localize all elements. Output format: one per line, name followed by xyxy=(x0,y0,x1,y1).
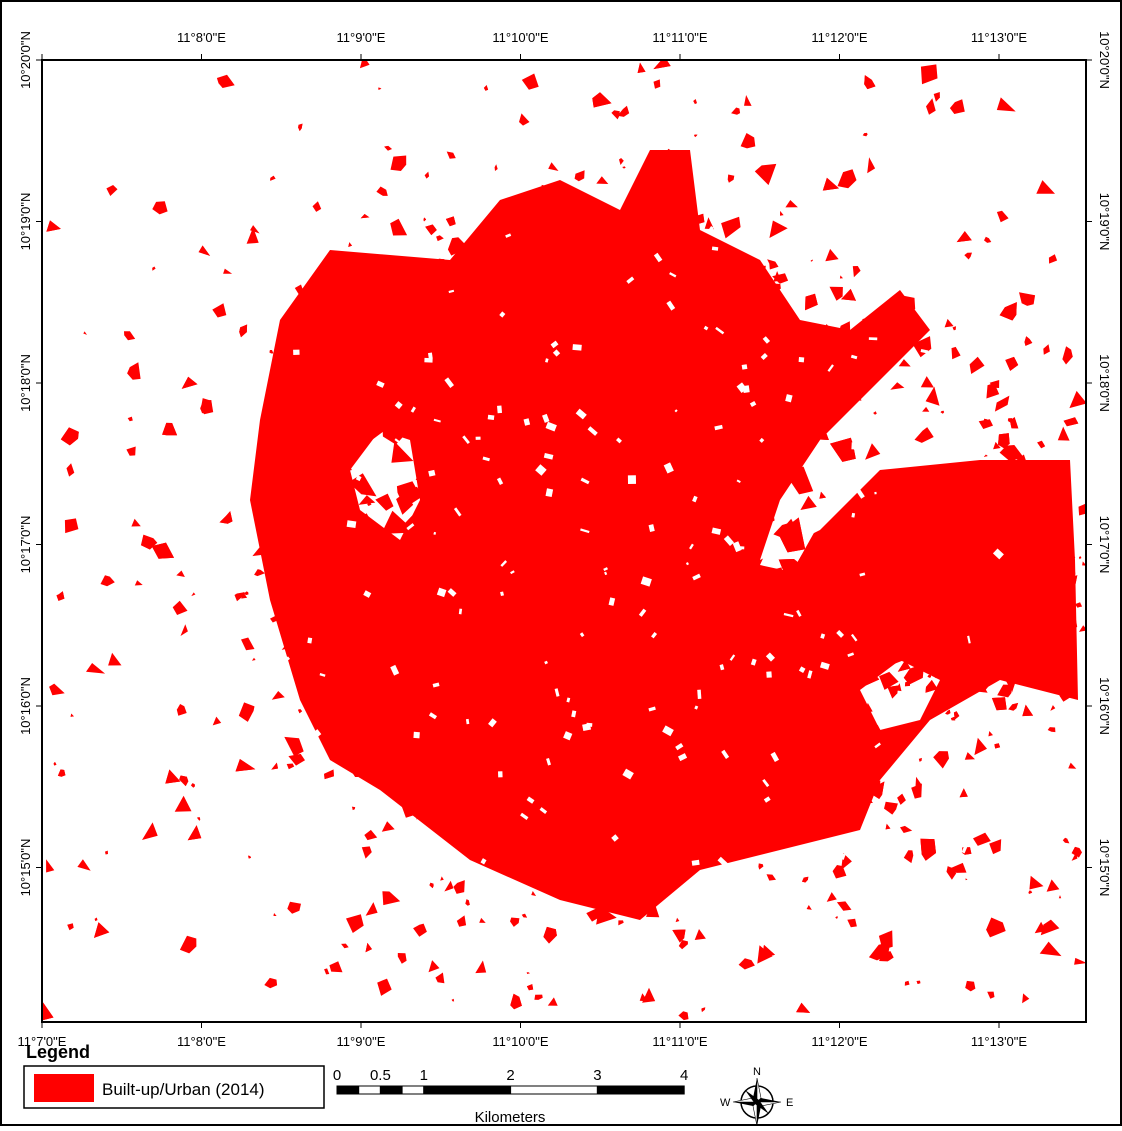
left-lat-label: 10°17'0"N xyxy=(18,516,33,574)
scale-segment xyxy=(597,1086,684,1094)
scale-segment xyxy=(424,1086,511,1094)
urban-gap xyxy=(488,415,495,420)
scale-label: 3 xyxy=(593,1067,601,1084)
bottom-lon-label: 11°7'0"E xyxy=(18,1034,67,1049)
scale-unit: Kilometers xyxy=(475,1109,546,1126)
urban-gap xyxy=(851,442,858,449)
left-lat-label: 10°16'0"N xyxy=(18,677,33,735)
urban-gap xyxy=(428,353,433,359)
urban-patch xyxy=(578,287,599,314)
urban-gap xyxy=(498,771,503,777)
scale-label: 1 xyxy=(420,1067,428,1084)
scale-label: 0.5 xyxy=(370,1067,391,1084)
right-lat-label: 10°15'0"N xyxy=(1097,839,1112,897)
scale-segment xyxy=(359,1086,381,1094)
top-lon-label: 11°11'0"E xyxy=(652,30,708,45)
right-lat-label: 10°20'0"N xyxy=(1097,31,1112,89)
urban-gap xyxy=(586,723,592,727)
urban-gap xyxy=(697,690,701,699)
top-lon-label: 11°9'0"E xyxy=(337,30,386,45)
urban-gap xyxy=(958,280,964,286)
urban-gap xyxy=(874,492,876,495)
urban-gap xyxy=(572,344,581,351)
urban-gap xyxy=(307,637,312,643)
map-page: Legend Built-up/Urban (2014) 00.51234 Ki… xyxy=(0,0,1122,1126)
left-lat-label: 10°20'0"N xyxy=(18,31,33,89)
scale-segment xyxy=(402,1086,424,1094)
urban-gap xyxy=(736,546,744,549)
right-lat-label: 10°17'0"N xyxy=(1097,516,1112,574)
urban-gap xyxy=(424,358,432,363)
scale-segment xyxy=(337,1086,359,1094)
left-lat-label: 10°15'0"N xyxy=(18,839,33,897)
top-lon-label: 11°8'0"E xyxy=(177,30,226,45)
compass-e: E xyxy=(786,1097,793,1109)
scale-segment xyxy=(380,1086,402,1094)
urban-gap xyxy=(743,385,750,393)
bottom-lon-label: 11°10'0"E xyxy=(492,1034,548,1049)
bottom-lon-label: 11°11'0"E xyxy=(652,1034,708,1049)
left-lat-label: 10°19'0"N xyxy=(18,193,33,251)
left-lat-label: 10°18'0"N xyxy=(18,354,33,412)
legend-label: Built-up/Urban (2014) xyxy=(102,1080,265,1099)
bottom-lon-label: 11°9'0"E xyxy=(337,1034,386,1049)
compass-w: W xyxy=(720,1097,731,1109)
bottom-lon-label: 11°13'0"E xyxy=(971,1034,1027,1049)
urban-gap xyxy=(869,337,877,340)
scale-label: 0 xyxy=(333,1067,341,1084)
right-lat-label: 10°18'0"N xyxy=(1097,354,1112,412)
urban-gap xyxy=(628,475,636,484)
urban-gap xyxy=(476,437,481,440)
urban-gap xyxy=(692,860,700,866)
urban-gap xyxy=(347,520,357,528)
urban-gap xyxy=(413,732,419,739)
urban-gap xyxy=(766,671,772,677)
urban-gap xyxy=(497,406,502,414)
bottom-lon-label: 11°8'0"E xyxy=(177,1034,226,1049)
urban-gap xyxy=(799,357,805,362)
right-lat-label: 10°16'0"N xyxy=(1097,677,1112,735)
scale-label: 2 xyxy=(506,1067,514,1084)
top-lon-label: 11°13'0"E xyxy=(971,30,1027,45)
scale-segment xyxy=(511,1086,598,1094)
right-lat-label: 10°19'0"N xyxy=(1097,193,1112,251)
urban-gap xyxy=(742,364,748,369)
top-lon-label: 11°12'0"E xyxy=(811,30,867,45)
compass-n: N xyxy=(753,1066,761,1078)
urban-gap xyxy=(712,247,718,251)
scale-label: 4 xyxy=(680,1067,688,1084)
urban-patch xyxy=(630,624,656,645)
legend-swatch xyxy=(34,1074,94,1102)
top-lon-label: 11°10'0"E xyxy=(492,30,548,45)
bottom-lon-label: 11°12'0"E xyxy=(811,1034,867,1049)
urban-gap xyxy=(293,350,300,355)
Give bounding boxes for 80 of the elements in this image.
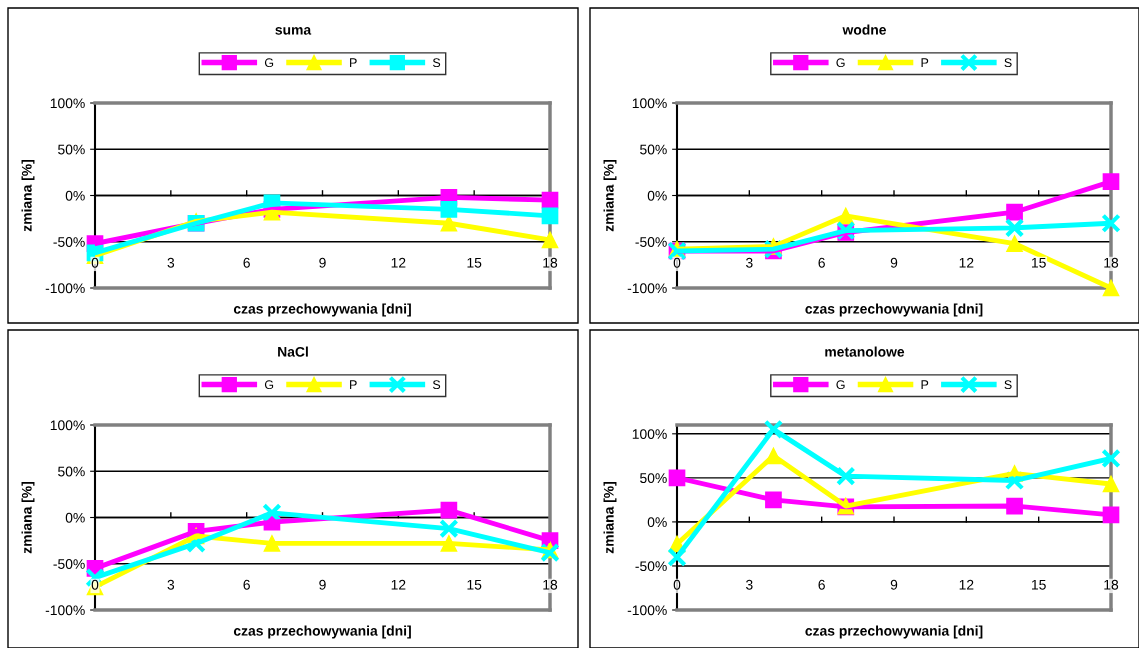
legend-label: P: [350, 380, 357, 389]
point: [836, 466, 856, 486]
x-tick-label: 0: [673, 257, 681, 268]
x-tick-label: 6: [243, 579, 250, 590]
y-tick-label: -100%: [45, 605, 85, 616]
x-tick-label: 6: [818, 257, 825, 268]
legend-label: S: [432, 58, 441, 68]
x-tick-label: 12: [959, 257, 974, 268]
y-tick-label: -100%: [627, 283, 667, 294]
x-tick-label: 9: [319, 579, 326, 590]
point: [439, 518, 459, 539]
y-tick-label: 100%: [50, 420, 85, 431]
chart-title: suma: [275, 27, 312, 35]
y-tick-label: -100%: [45, 283, 85, 294]
y-tick-label: 50%: [58, 466, 85, 477]
x-tick-label: 3: [167, 579, 175, 590]
x-axis-title: czas przechowywania [dni]: [233, 625, 411, 639]
chart-title: metanolowe: [825, 346, 905, 357]
x-tick-label: 18: [543, 579, 558, 590]
x-tick-label: 9: [890, 257, 898, 268]
legend-label: G: [264, 380, 274, 390]
y-tick-label: -50%: [53, 237, 85, 247]
x-tick-label: 12: [959, 579, 974, 590]
point: [763, 419, 784, 440]
y-tick-label: 0%: [647, 517, 667, 528]
legend-label: S: [1004, 380, 1012, 390]
y-tick-label: 0%: [647, 190, 667, 201]
y-tick-label: -50%: [53, 559, 85, 569]
legend-label: P: [921, 380, 929, 389]
x-tick-label: 3: [167, 257, 175, 268]
chart-title: wodne: [842, 24, 887, 35]
y-tick-label: 100%: [50, 98, 85, 109]
x-tick-label: 18: [1104, 579, 1119, 590]
x-tick-label: 6: [243, 257, 250, 268]
x-tick-label: 3: [746, 257, 753, 268]
x-tick-label: 3: [746, 579, 753, 590]
y-axis-title: zmiana [%]: [21, 482, 35, 554]
y-tick-label: -50%: [635, 237, 667, 247]
x-tick-label: 9: [319, 257, 326, 268]
x-tick-label: 15: [467, 257, 482, 268]
y-tick-label: 0%: [65, 190, 85, 201]
x-tick-label: 9: [890, 579, 898, 590]
point: [262, 503, 282, 523]
y-tick-label: 50%: [58, 144, 85, 155]
x-axis-title: czas przechowywania [dni]: [805, 303, 983, 317]
y-tick-label: 100%: [632, 429, 667, 439]
legend-label: S: [432, 380, 441, 390]
x-tick-label: 0: [91, 257, 99, 268]
y-axis-title: zmiana [%]: [21, 160, 35, 232]
x-tick-label: 0: [673, 579, 681, 590]
x-axis-title: czas przechowywania [dni]: [233, 303, 411, 317]
x-tick-label: 0: [91, 579, 99, 590]
legend-label: P: [350, 58, 357, 67]
y-tick-label: 50%: [640, 144, 667, 155]
legend-label: S: [1004, 58, 1012, 68]
y-tick-label: -100%: [627, 605, 667, 616]
y-tick-label: 0%: [65, 512, 85, 523]
x-tick-label: 18: [1104, 257, 1119, 268]
x-tick-label: 12: [391, 579, 406, 590]
y-tick-label: 50%: [640, 473, 667, 484]
legend-label: P: [921, 58, 929, 67]
y-tick-label: -50%: [635, 561, 667, 572]
x-tick-label: 6: [818, 579, 825, 590]
x-axis-title: czas przechowywania [dni]: [805, 625, 983, 639]
point: [1101, 448, 1121, 469]
point: [667, 547, 687, 567]
x-tick-label: 15: [1032, 579, 1046, 590]
y-axis-title: zmiana [%]: [603, 160, 617, 232]
legend-label: G: [836, 58, 845, 68]
point: [1101, 213, 1121, 233]
chart-title: NaCl: [278, 346, 308, 357]
point: [1004, 218, 1025, 238]
legend-label: G: [264, 58, 274, 68]
y-axis-title: zmiana [%]: [603, 482, 617, 554]
x-tick-label: 15: [1032, 257, 1046, 268]
y-tick-label: 100%: [632, 98, 667, 109]
x-tick-label: 12: [391, 257, 406, 268]
x-tick-label: 18: [543, 257, 558, 268]
x-tick-label: 15: [467, 579, 482, 590]
legend-label: G: [836, 380, 845, 390]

═══

**Stated task:**
Rewrite the lines of the records as a JSON list of strings, one string per line with blank lines omitted, beginning at the line that contains "legend-label: P: [350, 380, 357, 389]" and stopping after the line that contains "x-tick-label: 18: [543, 579, 558, 590]".

**Final answer:**
[
  "legend-label: P: [350, 380, 357, 389]",
  "point: [836, 466, 856, 486]",
  "x-tick-label: 0: [673, 257, 681, 268]",
  "x-tick-label: 6: [243, 579, 250, 590]",
  "y-tick-label: -100%: [45, 605, 85, 616]",
  "x-tick-label: 6: [818, 257, 825, 268]",
  "legend-label: S: [432, 58, 441, 68]",
  "x-tick-label: 12: [959, 257, 974, 268]",
  "y-tick-label: -100%: [627, 283, 667, 294]",
  "x-tick-label: 9: [319, 579, 326, 590]",
  "point: [439, 518, 459, 539]",
  "y-tick-label: 100%: [50, 420, 85, 431]",
  "chart-title: suma: [275, 27, 312, 35]",
  "y-tick-label: -100%: [45, 283, 85, 294]",
  "y-tick-label: 50%: [58, 466, 85, 477]",
  "x-tick-label: 3: [167, 579, 175, 590]",
  "x-axis-title: czas przechowywania [dni]: [233, 625, 411, 639]",
  "chart-title: metanolowe: [825, 346, 905, 357]",
  "x-tick-label: 18: [543, 579, 558, 590]"
]